**GIVEN TASK:** Restate every entry word for word.

**Dataset items:**
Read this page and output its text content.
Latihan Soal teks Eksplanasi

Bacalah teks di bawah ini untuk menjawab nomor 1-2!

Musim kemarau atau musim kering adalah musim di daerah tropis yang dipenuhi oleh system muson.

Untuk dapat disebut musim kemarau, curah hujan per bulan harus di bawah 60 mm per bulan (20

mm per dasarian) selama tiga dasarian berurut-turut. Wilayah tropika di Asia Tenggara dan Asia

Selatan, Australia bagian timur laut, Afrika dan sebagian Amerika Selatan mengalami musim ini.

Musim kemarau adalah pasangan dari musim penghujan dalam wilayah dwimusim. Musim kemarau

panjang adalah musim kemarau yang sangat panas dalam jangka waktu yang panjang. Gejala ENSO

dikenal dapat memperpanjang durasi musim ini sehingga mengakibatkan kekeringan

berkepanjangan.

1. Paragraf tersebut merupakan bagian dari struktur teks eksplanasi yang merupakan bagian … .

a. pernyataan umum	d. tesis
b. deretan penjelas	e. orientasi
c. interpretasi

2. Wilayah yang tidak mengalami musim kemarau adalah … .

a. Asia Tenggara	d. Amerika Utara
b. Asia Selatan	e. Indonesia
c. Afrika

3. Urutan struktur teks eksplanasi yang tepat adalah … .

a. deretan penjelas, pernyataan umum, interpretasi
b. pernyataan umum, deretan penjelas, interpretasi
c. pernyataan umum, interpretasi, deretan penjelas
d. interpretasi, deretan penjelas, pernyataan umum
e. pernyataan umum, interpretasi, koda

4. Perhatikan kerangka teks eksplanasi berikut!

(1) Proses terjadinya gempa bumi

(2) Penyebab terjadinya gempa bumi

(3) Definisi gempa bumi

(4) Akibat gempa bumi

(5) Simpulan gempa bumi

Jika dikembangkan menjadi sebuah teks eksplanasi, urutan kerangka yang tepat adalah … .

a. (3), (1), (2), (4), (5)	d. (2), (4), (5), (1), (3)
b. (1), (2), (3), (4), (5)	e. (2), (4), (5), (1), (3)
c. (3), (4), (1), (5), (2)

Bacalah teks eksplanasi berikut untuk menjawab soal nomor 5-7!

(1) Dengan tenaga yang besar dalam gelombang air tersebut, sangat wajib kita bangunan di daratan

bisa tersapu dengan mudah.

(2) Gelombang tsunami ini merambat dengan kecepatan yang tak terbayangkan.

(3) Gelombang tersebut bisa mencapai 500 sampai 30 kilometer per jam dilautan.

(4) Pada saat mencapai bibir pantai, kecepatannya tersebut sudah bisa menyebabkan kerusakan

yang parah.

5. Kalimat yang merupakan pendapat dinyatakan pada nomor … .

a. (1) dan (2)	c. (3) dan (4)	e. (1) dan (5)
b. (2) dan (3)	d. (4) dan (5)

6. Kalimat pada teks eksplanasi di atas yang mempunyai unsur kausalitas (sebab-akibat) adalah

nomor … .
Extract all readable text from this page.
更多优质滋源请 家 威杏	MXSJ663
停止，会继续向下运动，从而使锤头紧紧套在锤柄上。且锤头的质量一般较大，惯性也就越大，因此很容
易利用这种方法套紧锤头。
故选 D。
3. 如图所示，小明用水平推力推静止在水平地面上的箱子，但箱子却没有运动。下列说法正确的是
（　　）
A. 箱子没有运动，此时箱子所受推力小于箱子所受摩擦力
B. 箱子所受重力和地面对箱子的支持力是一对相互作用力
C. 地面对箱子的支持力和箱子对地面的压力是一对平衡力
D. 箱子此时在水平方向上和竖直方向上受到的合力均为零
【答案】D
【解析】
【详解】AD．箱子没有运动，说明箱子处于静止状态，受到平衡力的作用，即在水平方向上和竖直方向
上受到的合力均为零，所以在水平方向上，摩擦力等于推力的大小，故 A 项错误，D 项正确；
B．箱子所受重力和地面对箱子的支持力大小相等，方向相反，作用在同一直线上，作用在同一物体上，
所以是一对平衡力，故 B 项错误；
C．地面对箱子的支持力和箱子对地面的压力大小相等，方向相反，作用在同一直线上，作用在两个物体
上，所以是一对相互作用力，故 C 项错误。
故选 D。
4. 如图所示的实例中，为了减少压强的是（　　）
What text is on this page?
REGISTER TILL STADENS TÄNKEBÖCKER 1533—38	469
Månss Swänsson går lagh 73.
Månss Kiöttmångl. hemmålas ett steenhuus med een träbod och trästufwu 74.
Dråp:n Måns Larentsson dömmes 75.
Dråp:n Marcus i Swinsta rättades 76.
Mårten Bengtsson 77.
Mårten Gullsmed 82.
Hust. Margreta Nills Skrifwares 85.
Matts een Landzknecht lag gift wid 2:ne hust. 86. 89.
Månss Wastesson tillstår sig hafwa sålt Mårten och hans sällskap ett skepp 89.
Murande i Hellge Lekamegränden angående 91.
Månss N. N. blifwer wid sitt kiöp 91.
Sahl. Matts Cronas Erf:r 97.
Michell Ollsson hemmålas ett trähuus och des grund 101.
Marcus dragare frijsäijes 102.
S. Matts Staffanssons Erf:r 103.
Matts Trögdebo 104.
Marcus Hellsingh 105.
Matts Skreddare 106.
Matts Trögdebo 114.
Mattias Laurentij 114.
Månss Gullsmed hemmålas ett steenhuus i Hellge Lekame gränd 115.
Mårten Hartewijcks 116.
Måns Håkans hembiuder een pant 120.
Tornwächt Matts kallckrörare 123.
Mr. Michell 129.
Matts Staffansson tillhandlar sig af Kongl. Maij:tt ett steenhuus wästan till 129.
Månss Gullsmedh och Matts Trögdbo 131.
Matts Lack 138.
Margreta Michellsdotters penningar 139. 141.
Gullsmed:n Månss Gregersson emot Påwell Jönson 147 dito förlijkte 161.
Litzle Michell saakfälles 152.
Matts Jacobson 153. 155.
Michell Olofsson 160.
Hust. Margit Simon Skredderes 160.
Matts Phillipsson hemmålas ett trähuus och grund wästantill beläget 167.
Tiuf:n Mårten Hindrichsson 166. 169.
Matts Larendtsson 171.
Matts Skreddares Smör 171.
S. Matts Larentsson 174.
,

**COMPLETE ANSWER:**
Read this page and output its text content.
Latihan Soal teks Eksplanasi

Bacalah teks di bawah ini untuk menjawab nomor 1-2!

Musim kemarau atau musim kering adalah musim di daerah tropis yang dipenuhi oleh system muson.

Untuk dapat disebut musim kemarau, curah hujan per bulan harus di bawah 60 mm per bulan (20

mm per dasarian) selama tiga dasarian berurut-turut. Wilayah tropika di Asia Tenggara dan Asia

Selatan, Australia bagian timur laut, Afrika dan sebagian Amerika Selatan mengalami musim ini.

Musim kemarau adalah pasangan dari musim penghujan dalam wilayah dwimusim. Musim kemarau

panjang adalah musim kemarau yang sangat panas dalam jangka waktu yang panjang. Gejala ENSO

dikenal dapat memperpanjang durasi musim ini sehingga mengakibatkan kekeringan

berkepanjangan.

1. Paragraf tersebut merupakan bagian dari struktur teks eksplanasi yang merupakan bagian … .

a. pernyataan umum	d. tesis
b. deretan penjelas	e. orientasi
c. interpretasi

2. Wilayah yang tidak mengalami musim kemarau adalah … .

a. Asia Tenggara	d. Amerika Utara
b. Asia Selatan	e. Indonesia
c. Afrika

3. Urutan struktur teks eksplanasi yang tepat adalah … .

a. deretan penjelas, pernyataan umum, interpretasi
b. pernyataan umum, deretan penjelas, interpretasi
c. pernyataan umum, interpretasi, deretan penjelas
d. interpretasi, deretan penjelas, pernyataan umum
e. pernyataan umum, interpretasi, koda

4. Perhatikan kerangka teks eksplanasi berikut!

(1) Proses terjadinya gempa bumi

(2) Penyebab terjadinya gempa bumi

(3) Definisi gempa bumi

(4) Akibat gempa bumi

(5) Simpulan gempa bumi

Jika dikembangkan menjadi sebuah teks eksplanasi, urutan kerangka yang tepat adalah … .

a. (3), (1), (2), (4), (5)	d. (2), (4), (5), (1), (3)
b. (1), (2), (3), (4), (5)	e. (2), (4), (5), (1), (3)
c. (3), (4), (1), (5), (2)

Bacalah teks eksplanasi berikut untuk menjawab soal nomor 5-7!

(1) Dengan tenaga yang besar dalam gelombang air tersebut, sangat wajib kita bangunan di daratan

bisa tersapu dengan mudah.

(2) Gelombang tsunami ini merambat dengan kecepatan yang tak terbayangkan.

(3) Gelombang tersebut bisa mencapai 500 sampai 30 kilometer per jam dilautan.

(4) Pada saat mencapai bibir pantai, kecepatannya tersebut sudah bisa menyebabkan kerusakan

yang parah.

5. Kalimat yang merupakan pendapat dinyatakan pada nomor … .

a. (1) dan (2)	c. (3) dan (4)	e. (1) dan (5)
b. (2) dan (3)	d. (4) dan (5)

6. Kalimat pada teks eksplanasi di atas yang mempunyai unsur kausalitas (sebab-akibat) adalah

nomor … .
Extract all readable text from this page.
更多优质滋源请 家 威杏	MXSJ663
停止，会继续向下运动，从而使锤头紧紧套在锤柄上。且锤头的质量一般较大，惯性也就越大，因此很容
易利用这种方法套紧锤头。
故选 D。
3. 如图所示，小明用水平推力推静止在水平地面上的箱子，但箱子却没有运动。下列说法正确的是
（　　）
A. 箱子没有运动，此时箱子所受推力小于箱子所受摩擦力
B. 箱子所受重力和地面对箱子的支持力是一对相互作用力
C. 地面对箱子的支持力和箱子对地面的压力是一对平衡力
D. 箱子此时在水平方向上和竖直方向上受到的合力均为零
【答案】D
【解析】
【详解】AD．箱子没有运动，说明箱子处于静止状态，受到平衡力的作用，即在水平方向上和竖直方向
上受到的合力均为零，所以在水平方向上，摩擦力等于推力的大小，故 A 项错误，D 项正确；
B．箱子所受重力和地面对箱子的支持力大小相等，方向相反，作用在同一直线上，作用在同一物体上，
所以是一对平衡力，故 B 项错误；
C．地面对箱子的支持力和箱子对地面的压力大小相等，方向相反，作用在同一直线上，作用在两个物体
上，所以是一对相互作用力，故 C 项错误。
故选 D。
4. 如图所示的实例中，为了减少压强的是（　　）
What text is on this page?
REGISTER TILL STADENS TÄNKEBÖCKER 1533—38	469
Månss Swänsson går lagh 73.
Månss Kiöttmångl. hemmålas ett steenhuus med een träbod och trästufwu 74.
Dråp:n Måns Larentsson dömmes 75.
Dråp:n Marcus i Swinsta rättades 76.
Mårten Bengtsson 77.
Mårten Gullsmed 82.
Hust. Margreta Nills Skrifwares 85.
Matts een Landzknecht lag gift wid 2:ne hust. 86. 89.
Månss Wastesson tillstår sig hafwa sålt Mårten och hans sällskap ett skepp 89.
Murande i Hellge Lekamegränden angående 91.
Månss N. N. blifwer wid sitt kiöp 91.
Sahl. Matts Cronas Erf:r 97.
Michell Ollsson hemmålas ett trähuus och des grund 101.
Marcus dragare frijsäijes 102.
S. Matts Staffanssons Erf:r 103.
Matts Trögdebo 104.
Marcus Hellsingh 105.
Matts Skreddare 106.
Matts Trögdebo 114.
Mattias Laurentij 114.
Månss Gullsmed hemmålas ett steenhuus i Hellge Lekame gränd 115.
Mårten Hartewijcks 116.
Måns Håkans hembiuder een pant 120.
Tornwächt Matts kallckrörare 123.
Mr. Michell 129.
Matts Staffansson tillhandlar sig af Kongl. Maij:tt ett steenhuus wästan till 129.
Månss Gullsmedh och Matts Trögdbo 131.
Matts Lack 138.
Margreta Michellsdotters penningar 139. 141.
Gullsmed:n Månss Gregersson emot Påwell Jönson 147 dito förlijkte 161.
Litzle Michell saakfälles 152.
Matts Jacobson 153. 155.
Michell Olofsson 160.
Hust. Margit Simon Skredderes 160.
Matts Phillipsson hemmålas ett trähuus och grund wästantill beläget 167.
Tiuf:n Mårten Hindrichsson 166. 169.
Matts Larendtsson 171.
Matts Skreddares Smör 171.
S. Matts Larentsson 174.
,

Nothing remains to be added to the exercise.